Dataset extract —
------------------------------------------------

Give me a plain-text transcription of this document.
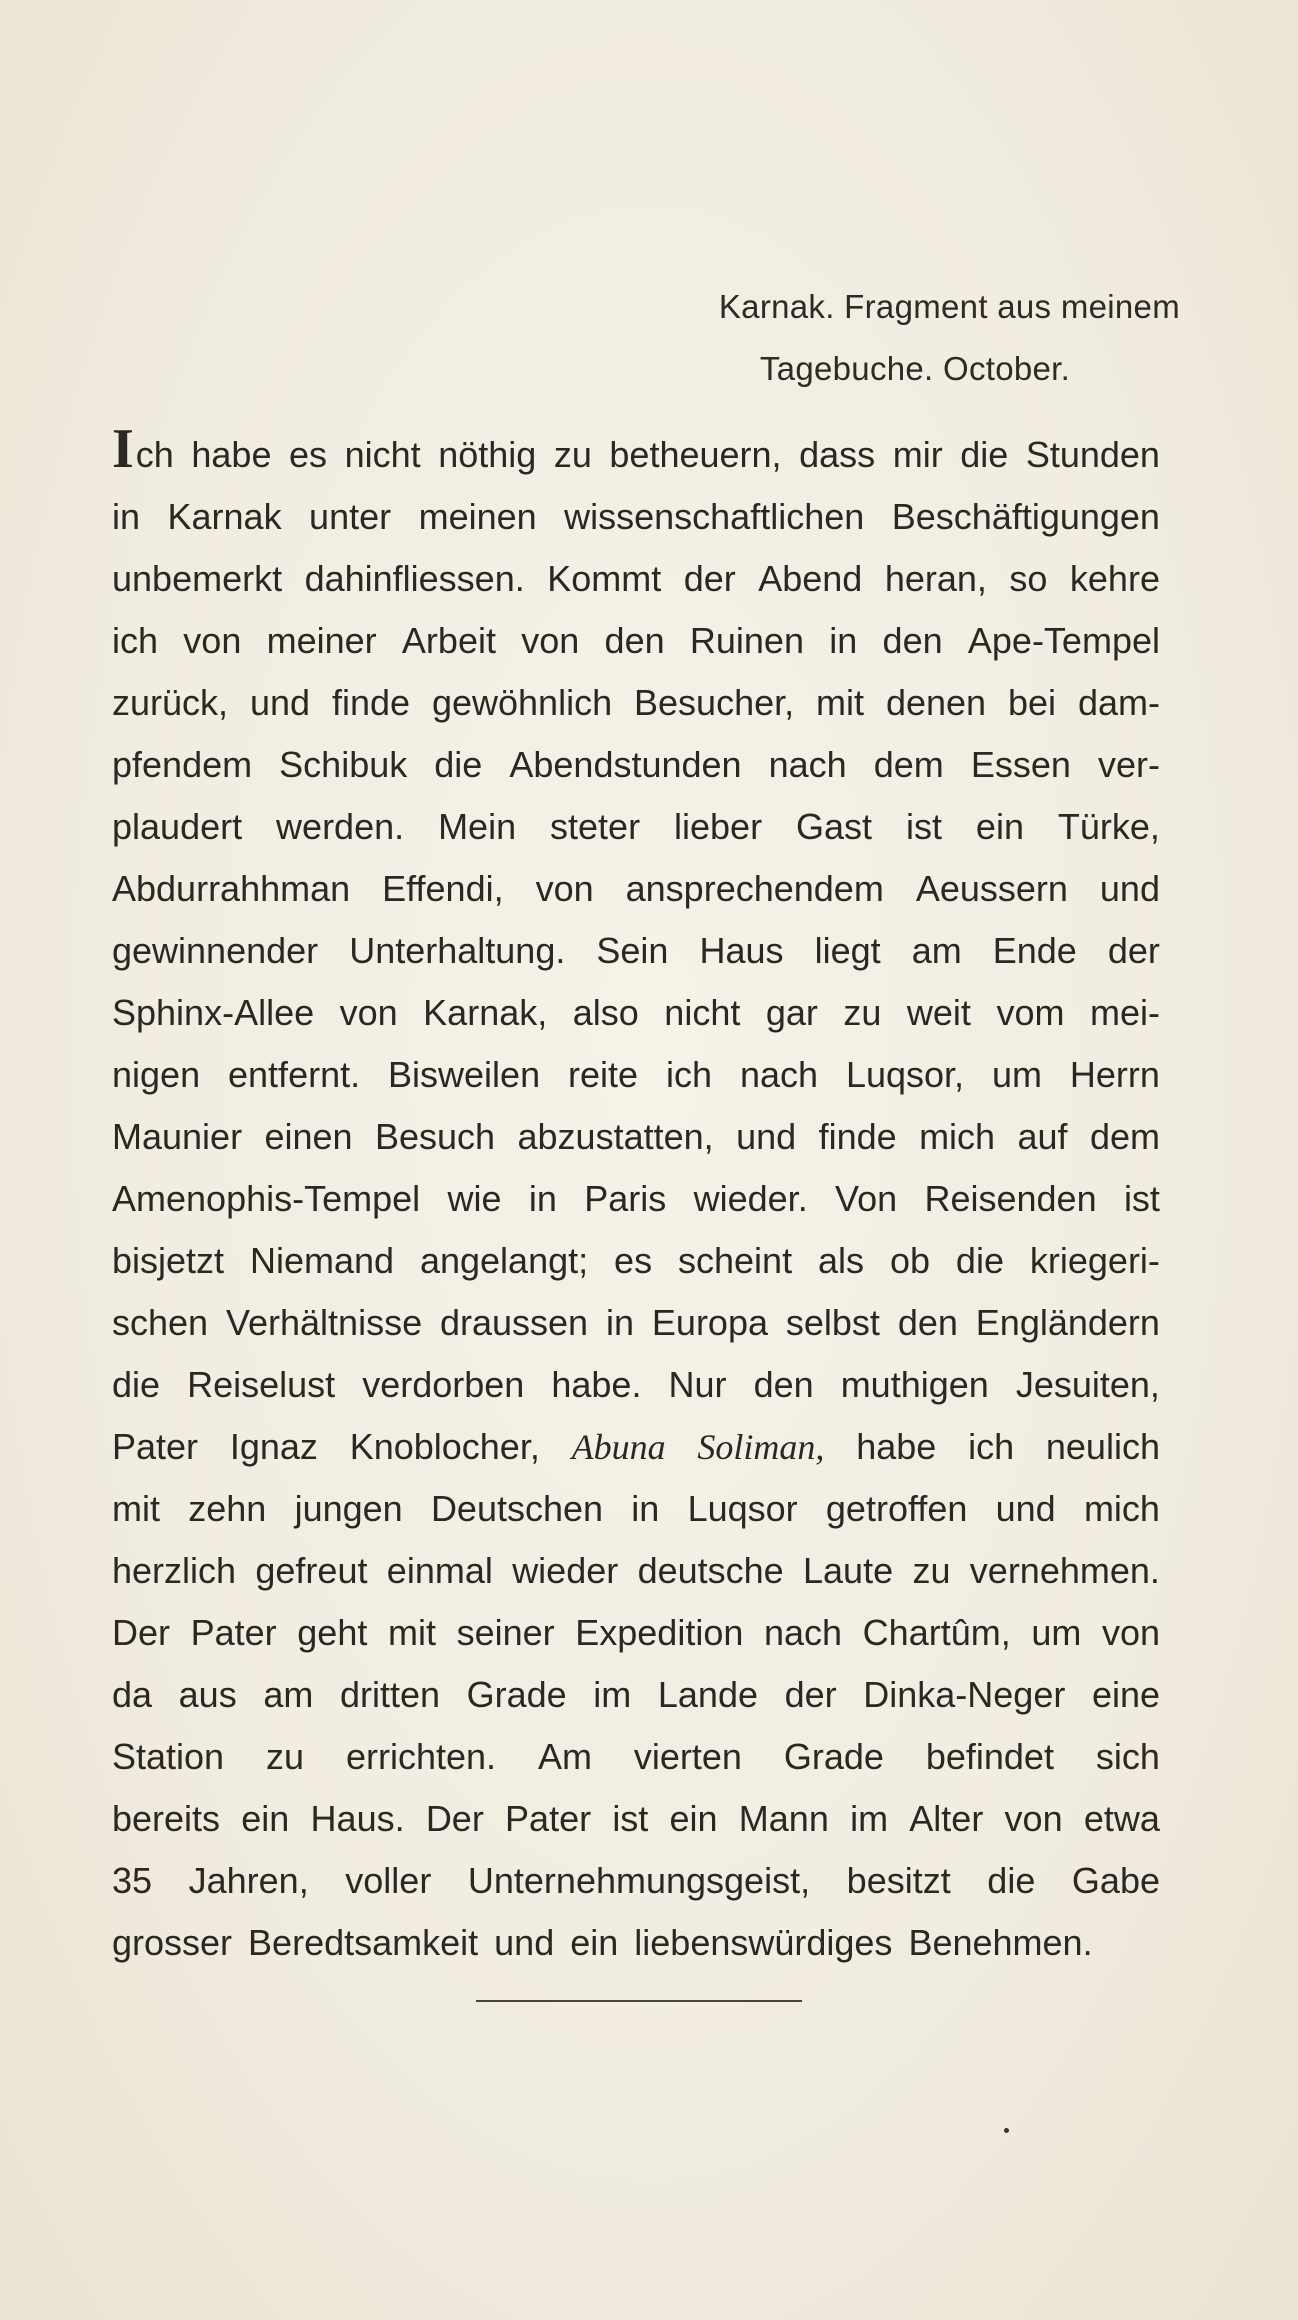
Karnak. Fragment aus meinem
Tagebuche. October.
Ich habe es nicht nöthig zu betheuern, dass mir die Stunden
in Karnak unter meinen wissenschaftlichen Beschäftigungen
unbemerkt dahinfliessen. Kommt der Abend heran, so kehre
ich von meiner Arbeit von den Ruinen in den Ape-Tempel
zurück, und finde gewöhnlich Besucher, mit denen bei dam-
pfendem Schibuk die Abendstunden nach dem Essen ver-
plaudert werden. Mein steter lieber Gast ist ein Türke,
Abdurrahhman Effendi, von ansprechendem Aeussern und
gewinnender Unterhaltung. Sein Haus liegt am Ende der
Sphinx-Allee von Karnak, also nicht gar zu weit vom mei-
nigen entfernt. Bisweilen reite ich nach Luqsor, um Herrn
Maunier einen Besuch abzustatten, und finde mich auf dem
Amenophis-Tempel wie in Paris wieder. Von Reisenden ist
bisjetzt Niemand angelangt; es scheint als ob die kriegeri-
schen Verhältnisse draussen in Europa selbst den Engländern
die Reiselust verdorben habe. Nur den muthigen Jesuiten,
Pater Ignaz Knoblocher, Abuna Soliman, habe ich neulich
mit zehn jungen Deutschen in Luqsor getroffen und mich
herzlich gefreut einmal wieder deutsche Laute zu vernehmen.
Der Pater geht mit seiner Expedition nach Chartûm, um von
da aus am dritten Grade im Lande der Dinka-Neger eine
Station zu errichten. Am vierten Grade befindet sich
bereits ein Haus. Der Pater ist ein Mann im Alter von etwa
35 Jahren, voller Unternehmungsgeist, besitzt die Gabe
grosser Beredtsamkeit und ein liebenswürdiges Benehmen.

------------------------------------------------

Task description — Extract every line above that contains the word "Pater".

The result —
Pater Ignaz Knoblocher, Abuna Soliman, habe ich neulich
Der Pater geht mit seiner Expedition nach Chartûm, um von
bereits ein Haus. Der Pater ist ein Mann im Alter von etwa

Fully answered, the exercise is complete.